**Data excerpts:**
■ ■ ■ ■ ■ ■ ■
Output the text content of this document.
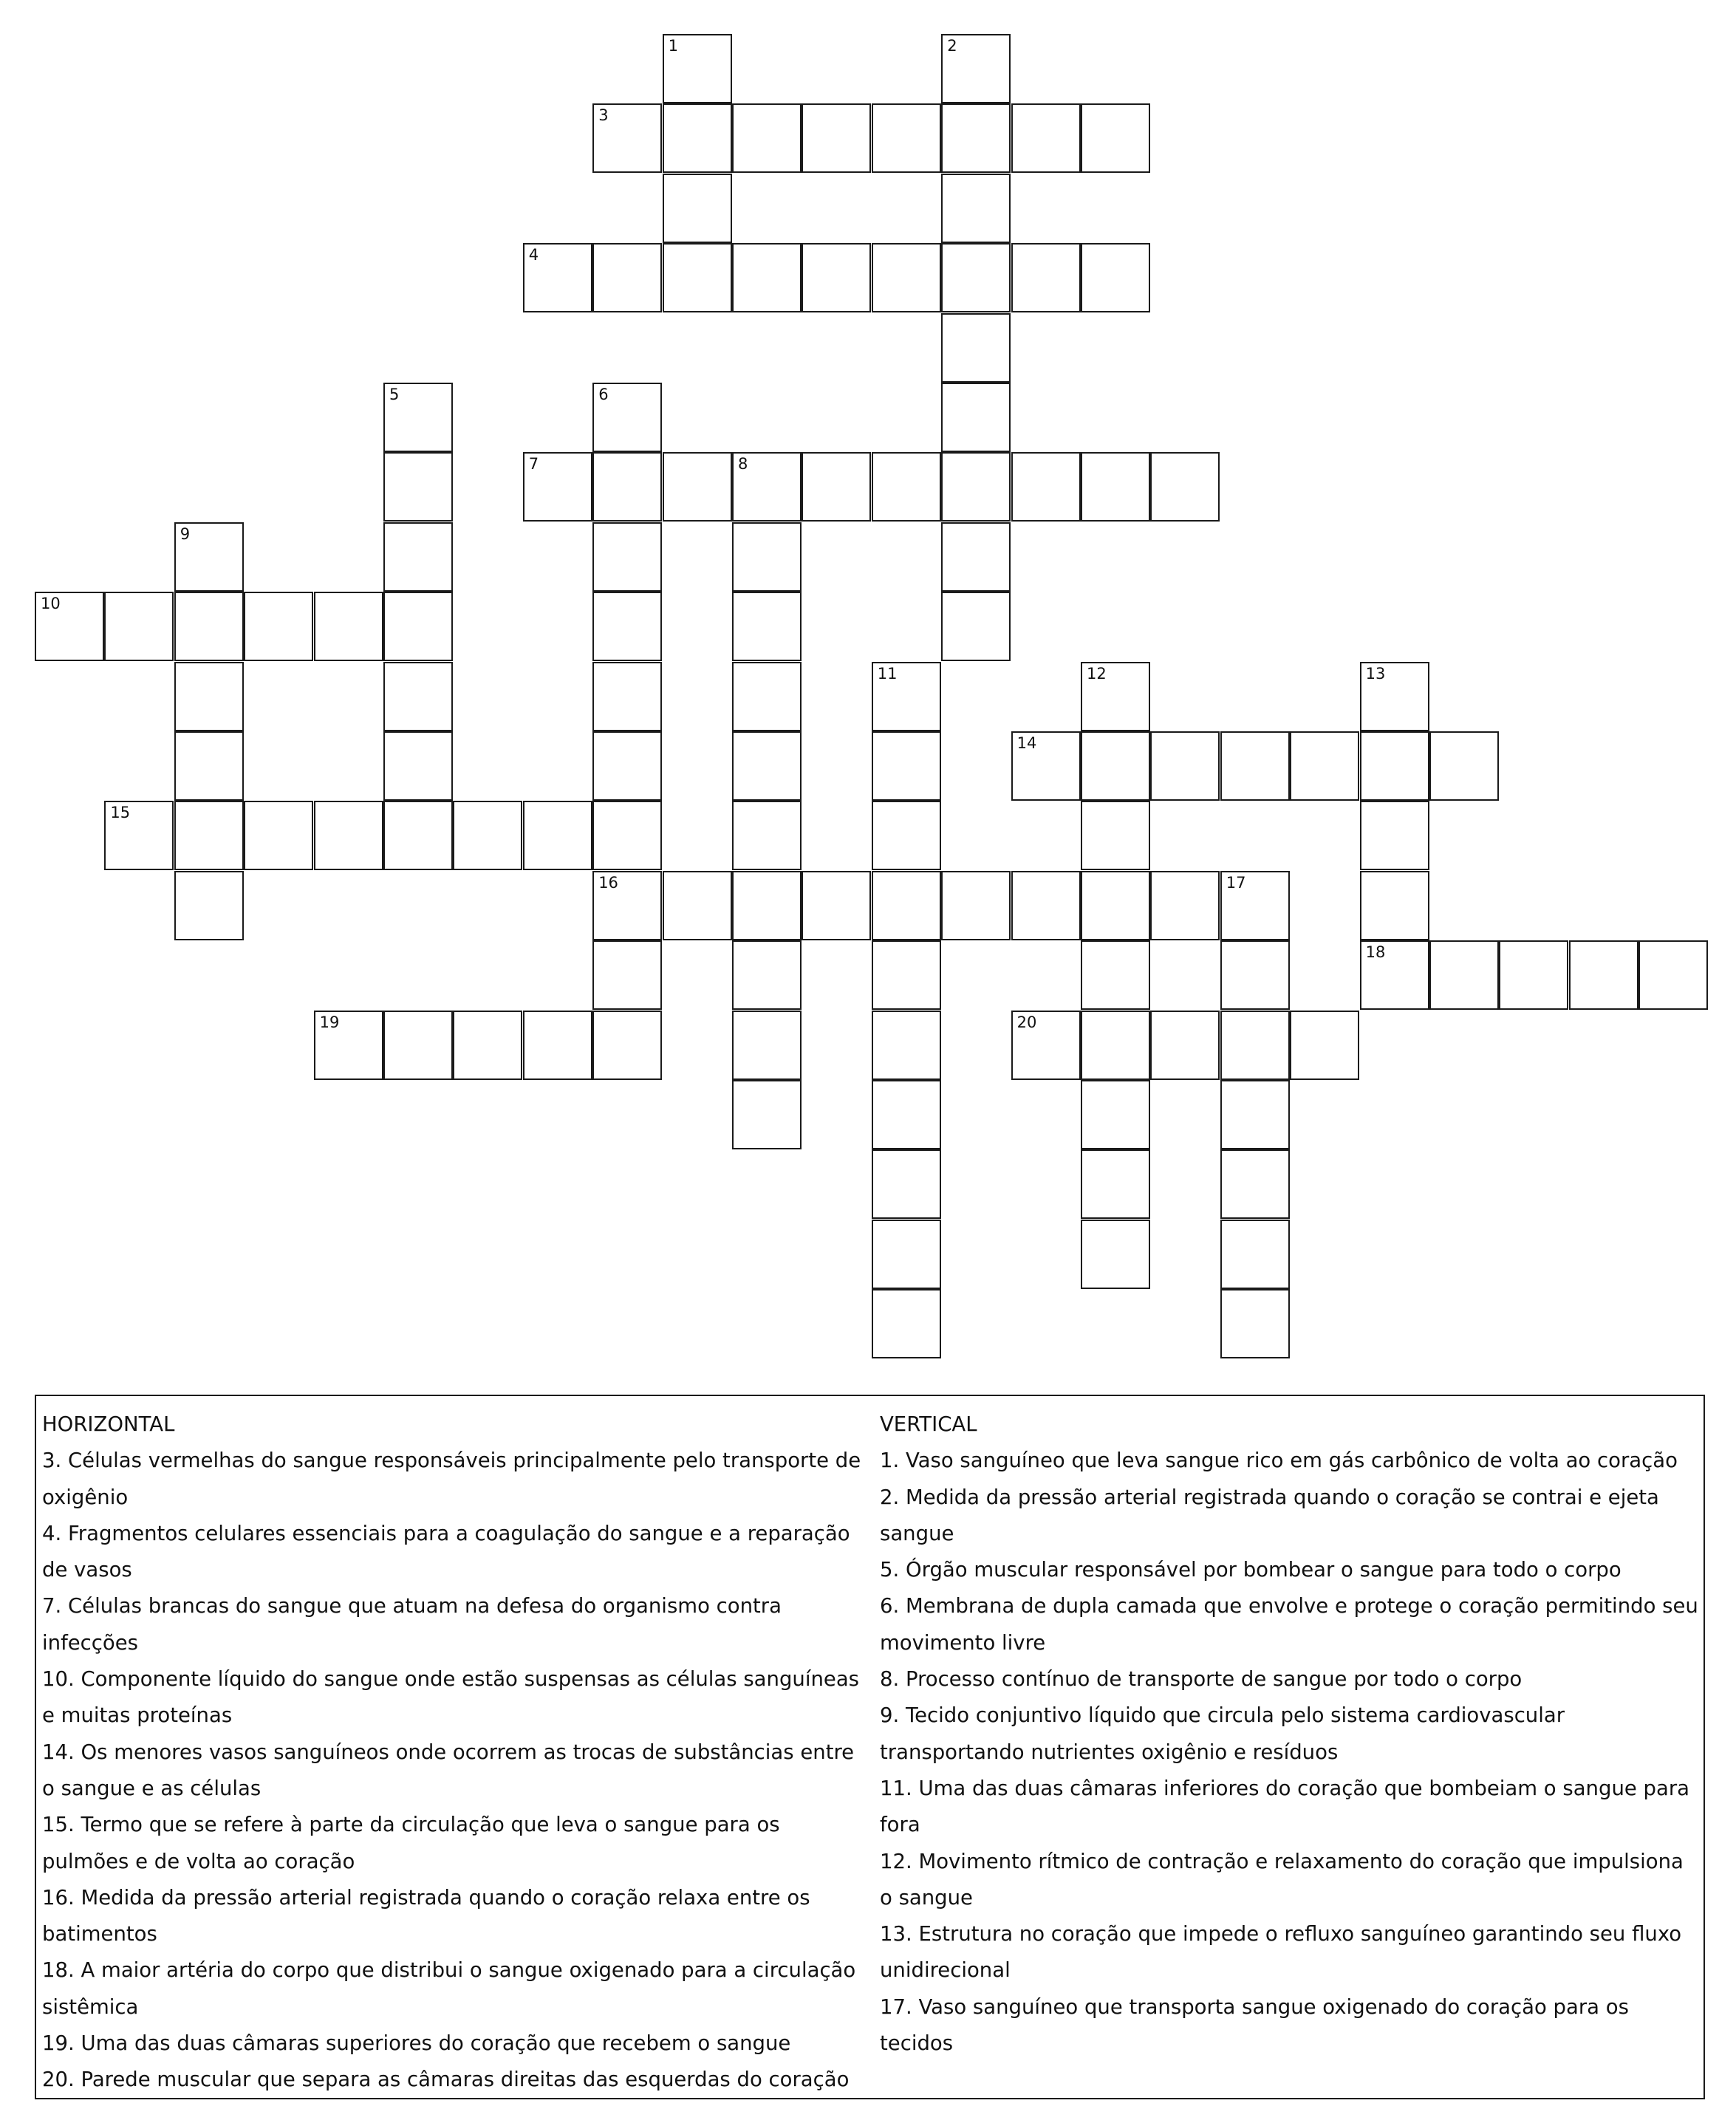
1	2
3
4
5	6
16
7	8
9
10
11	12	13
18
14
15
17
19	20

HORIZONTAL

3. Células vermelhas do sangue responsáveis principalmente pelo transporte de oxigênio

4. Fragmentos celulares essenciais para a coagulação do sangue e a reparação de vasos

7. Células brancas do sangue que atuam na defesa do organismo contra infecções

10. Componente líquido do sangue onde estão suspensas as células sanguíneas e muitas proteínas

14. Os menores vasos sanguíneos onde ocorrem as trocas de substâncias entre o sangue e as células

15. Termo que se refere à parte da circulação que leva o sangue para os pulmões e de volta ao coração

16. Medida da pressão arterial registrada quando o coração relaxa entre os batimentos

18. A maior artéria do corpo que distribui o sangue oxigenado para a circulação sistêmica

19. Uma das duas câmaras superiores do coração que recebem o sangue

20. Parede muscular que separa as câmaras direitas das esquerdas do coração

VERTICAL

1. Vaso sanguíneo que leva sangue rico em gás carbônico de volta ao coração

2. Medida da pressão arterial registrada quando o coração se contrai e ejeta sangue

5. Órgão muscular responsável por bombear o sangue para todo o corpo

6. Membrana de dupla camada que envolve e protege o coração permitindo seu movimento livre

8. Processo contínuo de transporte de sangue por todo o corpo

9. Tecido conjuntivo líquido que circula pelo sistema cardiovascular transportando nutrientes oxigênio e resíduos

11. Uma das duas câmaras inferiores do coração que bombeiam o sangue para fora

12. Movimento rítmico de contração e relaxamento do coração que impulsiona o sangue

13. Estrutura no coração que impede o refluxo sanguíneo garantindo seu fluxo unidirecional

17. Vaso sanguíneo que transporta sangue oxigenado do coração para os tecidos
■ ■ ■ ■ ■ ■ ■
**Stated goal:** Select and copy every line from the records that includes the word "leva".

**The completed task:**
15. Termo que se refere à parte da circulação que leva o sangue para os pulmões e de volta ao coração
1. Vaso sanguíneo que leva sangue rico em gás carbônico de volta ao coração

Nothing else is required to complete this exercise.